*Exercise objective*: Read the records and gather each line that includes "entries".
++++ Excerpted records
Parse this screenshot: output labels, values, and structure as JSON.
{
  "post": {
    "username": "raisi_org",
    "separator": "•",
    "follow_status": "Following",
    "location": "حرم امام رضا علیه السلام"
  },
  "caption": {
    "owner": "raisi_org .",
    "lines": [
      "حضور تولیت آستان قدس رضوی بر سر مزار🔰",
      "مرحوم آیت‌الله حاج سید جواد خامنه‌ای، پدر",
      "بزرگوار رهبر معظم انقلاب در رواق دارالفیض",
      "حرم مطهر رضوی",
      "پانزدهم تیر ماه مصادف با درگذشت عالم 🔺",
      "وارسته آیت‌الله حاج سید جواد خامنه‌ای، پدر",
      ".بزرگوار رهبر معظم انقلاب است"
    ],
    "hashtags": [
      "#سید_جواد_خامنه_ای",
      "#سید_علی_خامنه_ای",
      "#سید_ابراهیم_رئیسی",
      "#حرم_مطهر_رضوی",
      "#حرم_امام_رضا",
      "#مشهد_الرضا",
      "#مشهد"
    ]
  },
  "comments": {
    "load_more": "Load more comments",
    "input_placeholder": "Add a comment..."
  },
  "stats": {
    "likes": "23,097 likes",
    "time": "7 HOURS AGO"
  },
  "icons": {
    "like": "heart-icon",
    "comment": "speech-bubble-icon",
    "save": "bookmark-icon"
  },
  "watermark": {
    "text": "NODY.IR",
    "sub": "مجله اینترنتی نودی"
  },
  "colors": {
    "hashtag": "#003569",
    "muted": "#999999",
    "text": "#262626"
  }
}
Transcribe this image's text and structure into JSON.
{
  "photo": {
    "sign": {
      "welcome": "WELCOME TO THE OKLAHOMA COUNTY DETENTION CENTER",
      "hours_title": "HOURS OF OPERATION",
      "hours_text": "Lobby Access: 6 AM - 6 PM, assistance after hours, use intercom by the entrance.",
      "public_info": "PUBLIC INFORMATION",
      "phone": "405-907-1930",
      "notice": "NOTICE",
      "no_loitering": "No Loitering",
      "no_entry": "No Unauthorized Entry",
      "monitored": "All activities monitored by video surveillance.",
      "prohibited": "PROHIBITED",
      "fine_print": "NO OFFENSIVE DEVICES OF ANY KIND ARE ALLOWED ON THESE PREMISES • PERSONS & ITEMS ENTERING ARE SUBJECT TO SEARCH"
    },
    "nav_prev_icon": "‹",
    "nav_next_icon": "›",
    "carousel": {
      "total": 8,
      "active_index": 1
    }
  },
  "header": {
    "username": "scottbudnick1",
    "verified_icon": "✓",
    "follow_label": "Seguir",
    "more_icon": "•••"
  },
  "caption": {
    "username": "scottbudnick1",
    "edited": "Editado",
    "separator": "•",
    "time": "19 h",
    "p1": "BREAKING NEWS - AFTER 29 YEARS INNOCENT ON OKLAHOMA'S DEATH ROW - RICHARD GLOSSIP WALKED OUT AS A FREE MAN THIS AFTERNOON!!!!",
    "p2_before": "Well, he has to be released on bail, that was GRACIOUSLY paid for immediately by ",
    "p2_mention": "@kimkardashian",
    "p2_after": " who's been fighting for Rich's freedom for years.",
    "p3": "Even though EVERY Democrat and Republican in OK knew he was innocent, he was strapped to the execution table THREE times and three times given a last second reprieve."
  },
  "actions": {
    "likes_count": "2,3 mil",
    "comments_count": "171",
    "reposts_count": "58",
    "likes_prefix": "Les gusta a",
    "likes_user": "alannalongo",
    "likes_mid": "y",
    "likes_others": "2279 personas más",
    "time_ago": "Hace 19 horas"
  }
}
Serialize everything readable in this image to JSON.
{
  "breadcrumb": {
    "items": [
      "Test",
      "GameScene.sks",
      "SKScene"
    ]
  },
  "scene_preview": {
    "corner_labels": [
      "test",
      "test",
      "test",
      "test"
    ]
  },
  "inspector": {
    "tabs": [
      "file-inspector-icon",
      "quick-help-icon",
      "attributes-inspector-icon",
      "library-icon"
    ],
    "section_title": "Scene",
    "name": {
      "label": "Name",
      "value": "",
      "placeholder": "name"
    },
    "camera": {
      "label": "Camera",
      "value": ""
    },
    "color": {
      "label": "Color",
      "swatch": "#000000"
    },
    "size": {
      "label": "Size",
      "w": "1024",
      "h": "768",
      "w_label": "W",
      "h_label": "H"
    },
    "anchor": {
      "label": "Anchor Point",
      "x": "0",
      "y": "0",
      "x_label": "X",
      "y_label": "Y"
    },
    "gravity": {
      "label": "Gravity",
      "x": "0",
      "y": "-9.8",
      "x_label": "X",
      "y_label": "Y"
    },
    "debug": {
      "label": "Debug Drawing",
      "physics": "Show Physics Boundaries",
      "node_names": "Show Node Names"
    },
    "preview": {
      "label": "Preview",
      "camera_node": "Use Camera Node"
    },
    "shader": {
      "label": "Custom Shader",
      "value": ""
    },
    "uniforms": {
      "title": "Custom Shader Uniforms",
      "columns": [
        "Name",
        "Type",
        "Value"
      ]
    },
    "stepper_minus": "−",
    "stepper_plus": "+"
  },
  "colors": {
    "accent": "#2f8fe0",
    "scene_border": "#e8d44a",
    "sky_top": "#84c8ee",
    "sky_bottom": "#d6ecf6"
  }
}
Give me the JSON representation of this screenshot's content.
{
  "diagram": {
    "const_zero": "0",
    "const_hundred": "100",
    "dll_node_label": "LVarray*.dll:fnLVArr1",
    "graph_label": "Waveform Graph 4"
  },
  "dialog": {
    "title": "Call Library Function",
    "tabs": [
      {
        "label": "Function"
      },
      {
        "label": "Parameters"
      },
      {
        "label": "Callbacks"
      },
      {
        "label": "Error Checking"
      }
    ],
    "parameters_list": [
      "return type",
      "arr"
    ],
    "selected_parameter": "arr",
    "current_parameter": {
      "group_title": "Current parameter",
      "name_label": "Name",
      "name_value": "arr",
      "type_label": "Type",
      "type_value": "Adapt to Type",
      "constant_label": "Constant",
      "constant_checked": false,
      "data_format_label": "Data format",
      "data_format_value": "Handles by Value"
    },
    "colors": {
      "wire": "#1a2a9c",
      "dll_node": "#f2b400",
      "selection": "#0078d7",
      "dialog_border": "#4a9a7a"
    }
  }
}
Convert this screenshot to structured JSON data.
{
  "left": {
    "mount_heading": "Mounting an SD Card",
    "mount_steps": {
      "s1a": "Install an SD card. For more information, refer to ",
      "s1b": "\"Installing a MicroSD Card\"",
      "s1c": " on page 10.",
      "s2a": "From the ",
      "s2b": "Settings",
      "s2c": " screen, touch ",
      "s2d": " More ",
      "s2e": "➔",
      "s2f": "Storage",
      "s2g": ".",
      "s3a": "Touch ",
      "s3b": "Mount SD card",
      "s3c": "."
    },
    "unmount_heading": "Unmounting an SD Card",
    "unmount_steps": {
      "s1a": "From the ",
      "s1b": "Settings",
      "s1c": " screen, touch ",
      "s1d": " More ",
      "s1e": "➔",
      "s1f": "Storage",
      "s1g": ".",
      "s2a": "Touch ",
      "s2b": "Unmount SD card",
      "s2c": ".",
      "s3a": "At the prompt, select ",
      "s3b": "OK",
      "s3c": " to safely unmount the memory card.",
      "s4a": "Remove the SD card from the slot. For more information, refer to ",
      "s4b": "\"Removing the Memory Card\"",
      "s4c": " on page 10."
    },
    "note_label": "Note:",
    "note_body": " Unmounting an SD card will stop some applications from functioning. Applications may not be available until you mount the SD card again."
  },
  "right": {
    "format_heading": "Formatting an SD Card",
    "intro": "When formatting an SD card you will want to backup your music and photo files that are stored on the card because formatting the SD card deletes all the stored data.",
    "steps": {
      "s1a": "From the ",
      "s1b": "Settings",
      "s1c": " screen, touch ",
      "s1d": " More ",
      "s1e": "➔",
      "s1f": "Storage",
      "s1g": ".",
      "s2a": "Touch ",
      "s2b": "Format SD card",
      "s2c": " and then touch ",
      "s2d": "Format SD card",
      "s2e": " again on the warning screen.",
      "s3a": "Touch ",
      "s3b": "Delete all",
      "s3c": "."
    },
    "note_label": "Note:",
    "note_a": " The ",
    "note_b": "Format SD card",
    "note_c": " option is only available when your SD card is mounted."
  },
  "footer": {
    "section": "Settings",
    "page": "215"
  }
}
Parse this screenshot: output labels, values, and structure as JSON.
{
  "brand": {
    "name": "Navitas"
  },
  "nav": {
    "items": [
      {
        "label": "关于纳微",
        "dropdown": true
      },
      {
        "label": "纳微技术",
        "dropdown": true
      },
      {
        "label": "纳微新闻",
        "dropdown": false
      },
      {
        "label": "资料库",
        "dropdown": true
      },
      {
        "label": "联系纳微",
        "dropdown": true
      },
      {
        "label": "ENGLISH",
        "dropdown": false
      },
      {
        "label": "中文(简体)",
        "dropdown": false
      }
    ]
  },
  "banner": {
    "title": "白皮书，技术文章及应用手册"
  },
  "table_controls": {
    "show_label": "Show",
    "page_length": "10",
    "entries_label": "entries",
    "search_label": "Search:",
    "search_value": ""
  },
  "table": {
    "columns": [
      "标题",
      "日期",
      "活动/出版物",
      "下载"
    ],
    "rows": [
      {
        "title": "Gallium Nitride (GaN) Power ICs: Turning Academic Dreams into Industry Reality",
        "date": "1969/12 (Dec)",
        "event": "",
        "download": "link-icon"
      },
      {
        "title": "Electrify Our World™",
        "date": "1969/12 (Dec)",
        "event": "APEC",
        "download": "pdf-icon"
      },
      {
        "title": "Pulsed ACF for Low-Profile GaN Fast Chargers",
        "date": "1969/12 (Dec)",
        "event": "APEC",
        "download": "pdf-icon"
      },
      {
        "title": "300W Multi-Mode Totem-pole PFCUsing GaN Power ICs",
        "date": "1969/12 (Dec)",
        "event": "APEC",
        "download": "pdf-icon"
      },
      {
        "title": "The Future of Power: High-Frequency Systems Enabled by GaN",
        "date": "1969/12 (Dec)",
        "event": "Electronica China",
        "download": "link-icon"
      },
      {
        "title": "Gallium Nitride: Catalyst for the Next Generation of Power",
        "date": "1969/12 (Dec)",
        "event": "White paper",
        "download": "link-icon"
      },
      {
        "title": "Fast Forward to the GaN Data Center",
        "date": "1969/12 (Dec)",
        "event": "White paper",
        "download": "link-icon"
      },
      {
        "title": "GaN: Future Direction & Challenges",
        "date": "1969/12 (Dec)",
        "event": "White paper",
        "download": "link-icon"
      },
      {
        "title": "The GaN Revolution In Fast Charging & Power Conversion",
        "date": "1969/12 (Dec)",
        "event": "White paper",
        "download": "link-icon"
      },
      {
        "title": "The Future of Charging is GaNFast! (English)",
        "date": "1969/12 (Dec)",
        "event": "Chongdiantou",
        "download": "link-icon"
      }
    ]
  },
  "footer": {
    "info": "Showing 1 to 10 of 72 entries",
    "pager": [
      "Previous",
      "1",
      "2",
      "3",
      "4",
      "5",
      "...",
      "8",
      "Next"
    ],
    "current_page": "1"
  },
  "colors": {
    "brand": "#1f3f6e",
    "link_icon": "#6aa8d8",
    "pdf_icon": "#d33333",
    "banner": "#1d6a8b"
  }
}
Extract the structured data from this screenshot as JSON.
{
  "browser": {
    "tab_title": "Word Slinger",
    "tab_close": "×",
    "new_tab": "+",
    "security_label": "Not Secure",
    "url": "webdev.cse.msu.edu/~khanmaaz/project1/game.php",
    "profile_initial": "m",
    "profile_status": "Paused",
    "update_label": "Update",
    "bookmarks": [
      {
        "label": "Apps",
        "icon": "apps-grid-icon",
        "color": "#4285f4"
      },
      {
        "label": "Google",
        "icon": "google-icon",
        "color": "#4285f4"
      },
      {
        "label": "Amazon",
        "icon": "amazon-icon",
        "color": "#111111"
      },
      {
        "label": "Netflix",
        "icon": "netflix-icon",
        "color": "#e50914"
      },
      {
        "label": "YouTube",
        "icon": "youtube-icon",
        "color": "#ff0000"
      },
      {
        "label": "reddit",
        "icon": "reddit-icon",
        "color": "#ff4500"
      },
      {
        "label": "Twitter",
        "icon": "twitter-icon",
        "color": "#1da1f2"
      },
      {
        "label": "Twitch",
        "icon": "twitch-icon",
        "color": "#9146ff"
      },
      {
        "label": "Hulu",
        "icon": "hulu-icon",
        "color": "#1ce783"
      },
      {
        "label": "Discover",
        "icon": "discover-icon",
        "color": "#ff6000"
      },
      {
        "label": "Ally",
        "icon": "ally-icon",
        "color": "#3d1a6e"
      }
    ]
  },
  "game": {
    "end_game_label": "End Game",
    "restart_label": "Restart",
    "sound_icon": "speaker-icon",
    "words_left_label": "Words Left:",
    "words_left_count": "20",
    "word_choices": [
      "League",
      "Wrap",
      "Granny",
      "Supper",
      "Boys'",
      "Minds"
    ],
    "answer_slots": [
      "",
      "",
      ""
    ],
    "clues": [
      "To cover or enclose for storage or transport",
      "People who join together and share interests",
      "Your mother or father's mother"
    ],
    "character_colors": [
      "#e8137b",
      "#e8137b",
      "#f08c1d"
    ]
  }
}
++++++++
*Solution for this problem*:
    "entries_label": "entries",
    "info": "Showing 1 to 10 of 72 entries",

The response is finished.